━━━ Records for this task

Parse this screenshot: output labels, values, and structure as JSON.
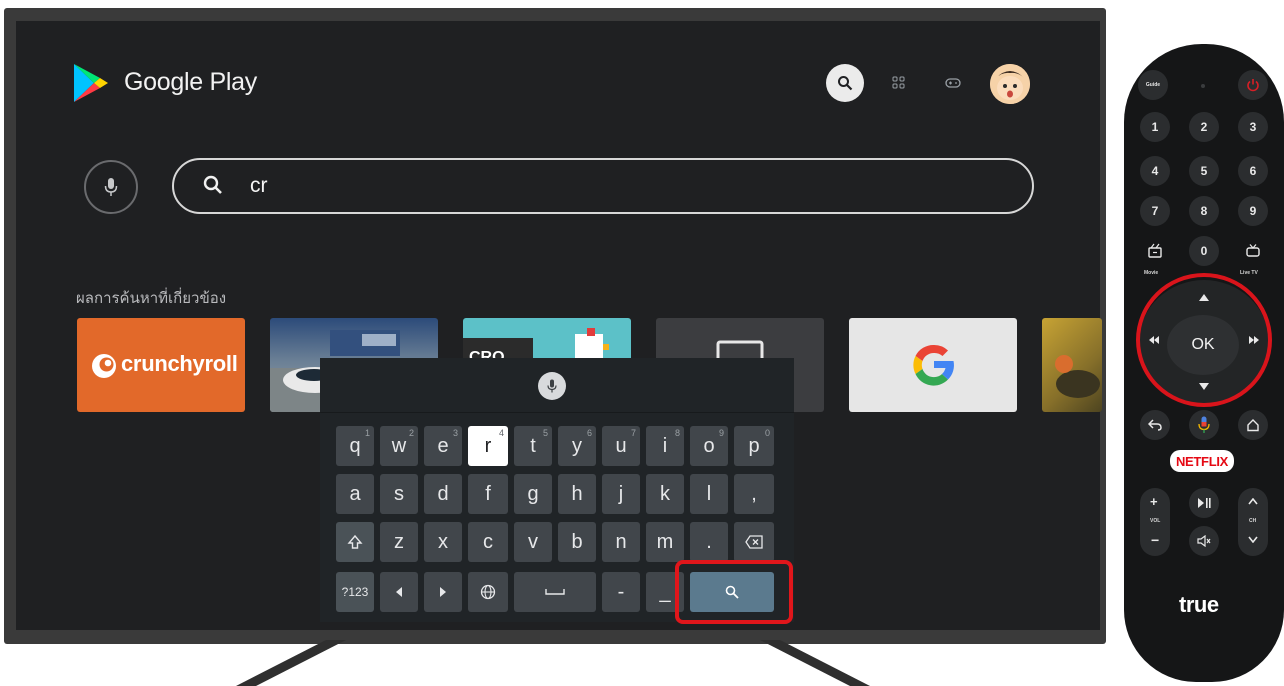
{
  "app": {
    "title": "Google Play"
  },
  "header_icons": [
    "search-icon",
    "apps-grid-icon",
    "gamepad-icon",
    "profile-avatar"
  ],
  "search": {
    "query": "cr"
  },
  "results": {
    "label": "ผลการค้นหาที่เกี่ยวข้อง",
    "tiles": [
      {
        "name": "crunchyroll",
        "text": "crunchyroll"
      },
      {
        "name": "racing-game",
        "text": ""
      },
      {
        "name": "crossy-road",
        "text": "CRO"
      },
      {
        "name": "dark-tile",
        "text": ""
      },
      {
        "name": "google",
        "text": "G"
      },
      {
        "name": "game-tile",
        "text": ""
      }
    ]
  },
  "keyboard": {
    "row1": [
      {
        "k": "q",
        "n": "1"
      },
      {
        "k": "w",
        "n": "2"
      },
      {
        "k": "e",
        "n": "3"
      },
      {
        "k": "r",
        "n": "4"
      },
      {
        "k": "t",
        "n": "5"
      },
      {
        "k": "y",
        "n": "6"
      },
      {
        "k": "u",
        "n": "7"
      },
      {
        "k": "i",
        "n": "8"
      },
      {
        "k": "o",
        "n": "9"
      },
      {
        "k": "p",
        "n": "0"
      }
    ],
    "row2": [
      "a",
      "s",
      "d",
      "f",
      "g",
      "h",
      "j",
      "k",
      "l",
      ","
    ],
    "row3": [
      "z",
      "x",
      "c",
      "v",
      "b",
      "n",
      "m",
      "."
    ],
    "row4": {
      "symbols": "?123",
      "dash": "-",
      "underscore": "_"
    },
    "selected_key": "r"
  },
  "remote": {
    "guide": "Guide",
    "digits": [
      "1",
      "2",
      "3",
      "4",
      "5",
      "6",
      "7",
      "8",
      "9",
      "0"
    ],
    "movie_label": "Movie",
    "livetv_label": "Live TV",
    "ok": "OK",
    "netflix": "NETFLIX",
    "vol_label": "VOL",
    "ch_label": "CH",
    "brand": "true"
  },
  "colors": {
    "highlight": "#e0161b",
    "netflix": "#e50914",
    "crunchyroll": "#e2692a"
  }
}
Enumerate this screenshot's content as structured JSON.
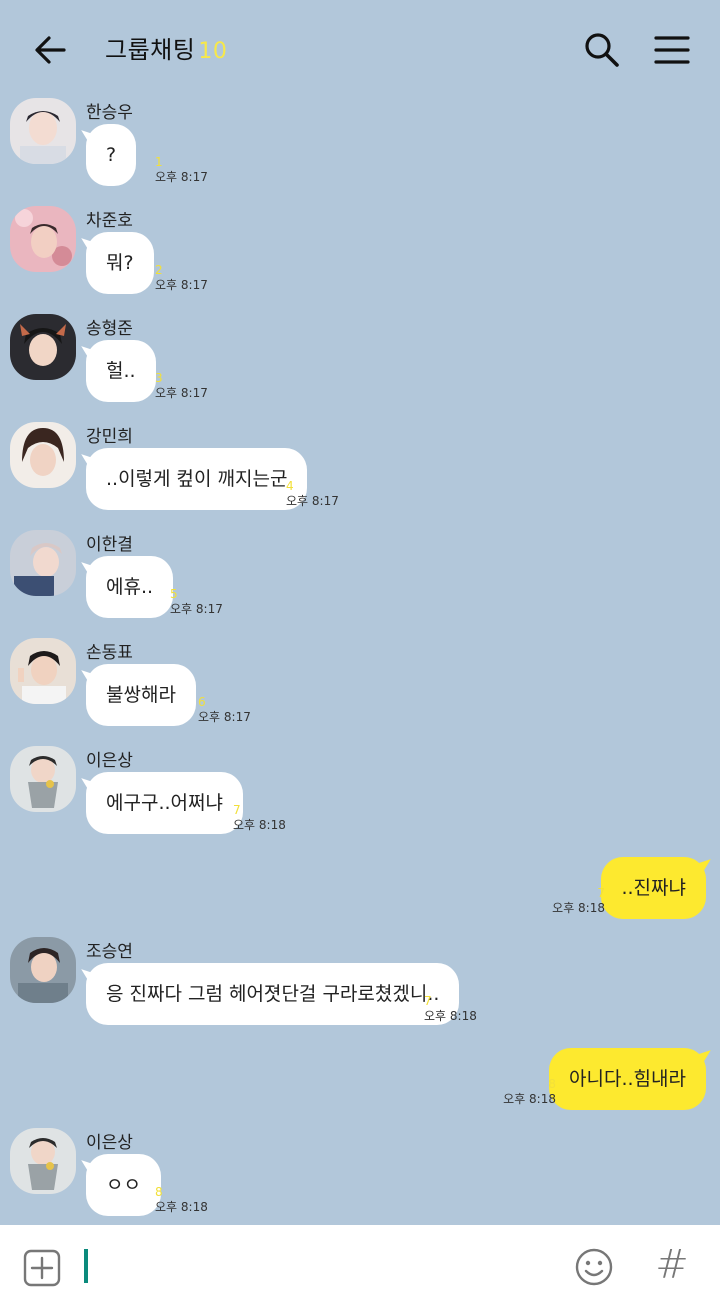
{
  "header": {
    "title": "그룹채팅",
    "member_count": "10",
    "back_icon": "arrow-left-icon",
    "search_icon": "search-icon",
    "menu_icon": "hamburger-menu-icon"
  },
  "messages": [
    {
      "sender": "한승우",
      "text": "?",
      "unread": "1",
      "time": "오후 8:17"
    },
    {
      "sender": "차준호",
      "text": "뭐?",
      "unread": "2",
      "time": "오후 8:17"
    },
    {
      "sender": "송형준",
      "text": "헐..",
      "unread": "3",
      "time": "오후 8:17"
    },
    {
      "sender": "강민희",
      "text": "..이렇게 컾이 깨지는군",
      "unread": "4",
      "time": "오후 8:17"
    },
    {
      "sender": "이한결",
      "text": "에휴..",
      "unread": "5",
      "time": "오후 8:17"
    },
    {
      "sender": "손동표",
      "text": "불쌍해라",
      "unread": "6",
      "time": "오후 8:17"
    },
    {
      "sender": "이은상",
      "text": "에구구..어쩌냐",
      "unread": "7",
      "time": "오후 8:18"
    },
    {
      "text": "..진짜냐",
      "unread": "7",
      "time": "오후 8:18",
      "mine": true
    },
    {
      "sender": "조승연",
      "text": "응 진짜다 그럼 헤어졋단걸 구라로쳤겠니..",
      "unread": "7",
      "time": "오후 8:18"
    },
    {
      "text": "아니다..힘내라",
      "unread": "8",
      "time": "오후 8:18",
      "mine": true
    },
    {
      "sender": "이은상",
      "text": "ㅇㅇ",
      "unread": "8",
      "time": "오후 8:18"
    }
  ],
  "input": {
    "plus_icon": "plus-square-icon",
    "emoji_icon": "smiley-icon",
    "hash_label": "#"
  },
  "colors": {
    "background": "#b2c7da",
    "my_bubble": "#fde92f",
    "other_bubble": "#ffffff",
    "unread_count": "#f2e03a",
    "cursor": "#0b8a7c"
  }
}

━━━━━━

> **What to produce**
Out of the material above, select every line that holds the string "JSON".

> **Result**
Parse this screenshot: output labels, values, and structure as JSON.
Enumerate this screenshot's content as structured JSON.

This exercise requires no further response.